Given instruction> Where does the string "粤秀苑北" appear? Copy every line of the entries below that holds it.

Stored data:
__________________________________________________

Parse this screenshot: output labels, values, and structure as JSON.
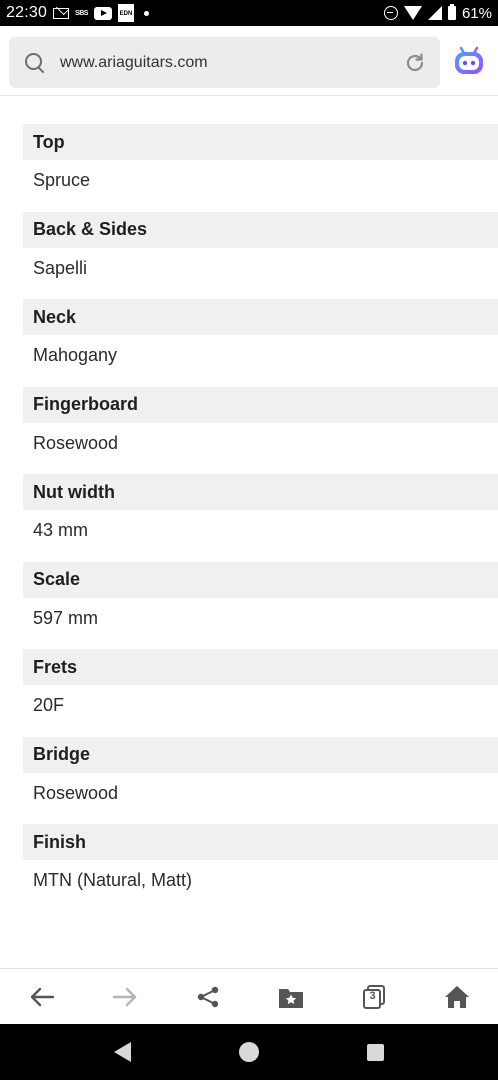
{
  "status_bar": {
    "time": "22:30",
    "sbs_label": "SBS",
    "edn_label": "EDN",
    "battery_percent": "61%",
    "icons": [
      "mail-icon",
      "sbs-news-icon",
      "youtube-icon",
      "edn-app-icon",
      "notification-dot-icon",
      "dnd-icon",
      "wifi-icon",
      "signal-icon",
      "battery-icon"
    ]
  },
  "browser": {
    "url": "www.ariaguitars.com",
    "icons": [
      "search-icon",
      "reload-icon",
      "assistant-bot-icon"
    ]
  },
  "specs": [
    {
      "label": "Top",
      "value": "Spruce"
    },
    {
      "label": "Back & Sides",
      "value": "Sapelli"
    },
    {
      "label": "Neck",
      "value": "Mahogany"
    },
    {
      "label": "Fingerboard",
      "value": "Rosewood"
    },
    {
      "label": "Nut width",
      "value": "43 mm"
    },
    {
      "label": "Scale",
      "value": "597 mm"
    },
    {
      "label": "Frets",
      "value": "20F"
    },
    {
      "label": "Bridge",
      "value": "Rosewood"
    },
    {
      "label": "Finish",
      "value": "MTN (Natural, Matt)"
    }
  ],
  "toolbar": {
    "tab_count": "3",
    "icons": [
      "back-arrow-icon",
      "forward-arrow-icon",
      "share-icon",
      "bookmarks-icon",
      "tabs-icon",
      "home-icon"
    ]
  },
  "colors": {
    "label_background": "#f0f0f0",
    "status_bar": "#000000",
    "url_box": "#ececec",
    "bot_accent": "#7b5cff"
  }
}
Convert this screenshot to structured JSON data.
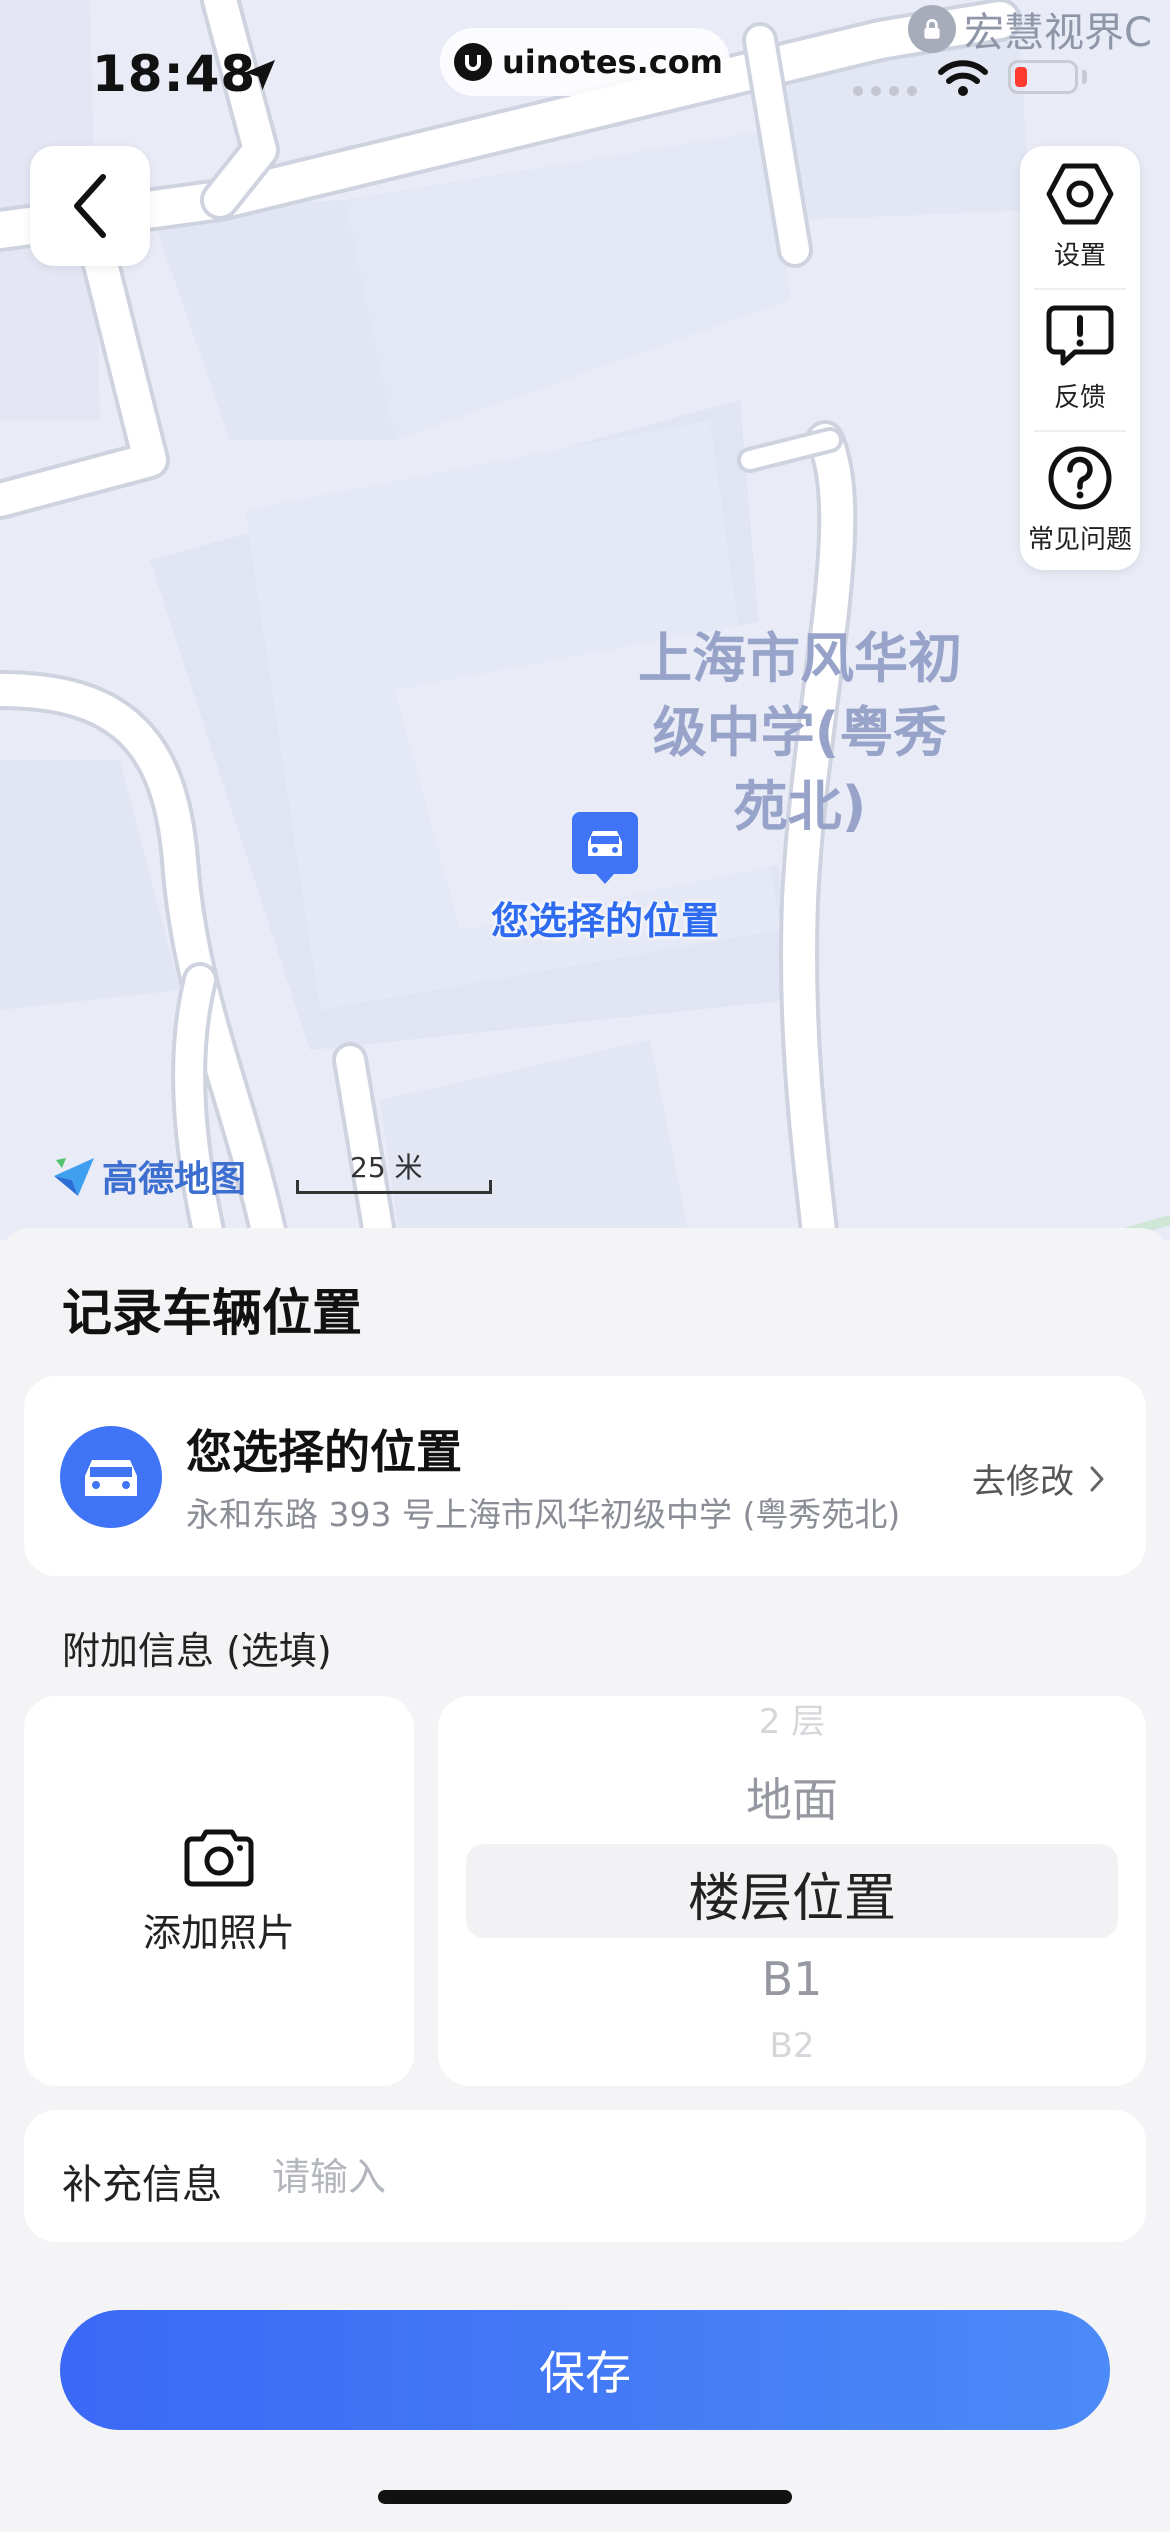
{
  "status": {
    "time": "18:48",
    "url": "uinotes.com",
    "watermark": "宏慧视界C"
  },
  "map": {
    "poi_label": "上海市风华初级中学(粤秀苑北)",
    "pin_label": "您选择的位置",
    "amap_brand": "高德地图",
    "scale": "25 米"
  },
  "tools": [
    {
      "label": "设置",
      "icon": "settings-hexagon-icon"
    },
    {
      "label": "反馈",
      "icon": "feedback-icon"
    },
    {
      "label": "常见问题",
      "icon": "question-icon"
    }
  ],
  "sheet": {
    "title": "记录车辆位置",
    "location": {
      "title": "您选择的位置",
      "address": "永和东路 393 号上海市风华初级中学 (粤秀苑北)",
      "edit": "去修改"
    },
    "extra_label": "附加信息 (选填)",
    "photo_label": "添加照片",
    "floor_picker": [
      "2 层",
      "地面",
      "楼层位置",
      "B1",
      "B2"
    ],
    "note": {
      "label": "补充信息",
      "placeholder": "请输入"
    },
    "save": "保存"
  },
  "colors": {
    "accent": "#3e74f5",
    "map_bg": "#e9ebf6",
    "poi": "#98a3c9"
  }
}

__________________________________________________

Exercise answer>
    "poi_label": "上海市风华初级中学(粤秀苑北)",
      "address": "永和东路 393 号上海市风华初级中学 (粤秀苑北)",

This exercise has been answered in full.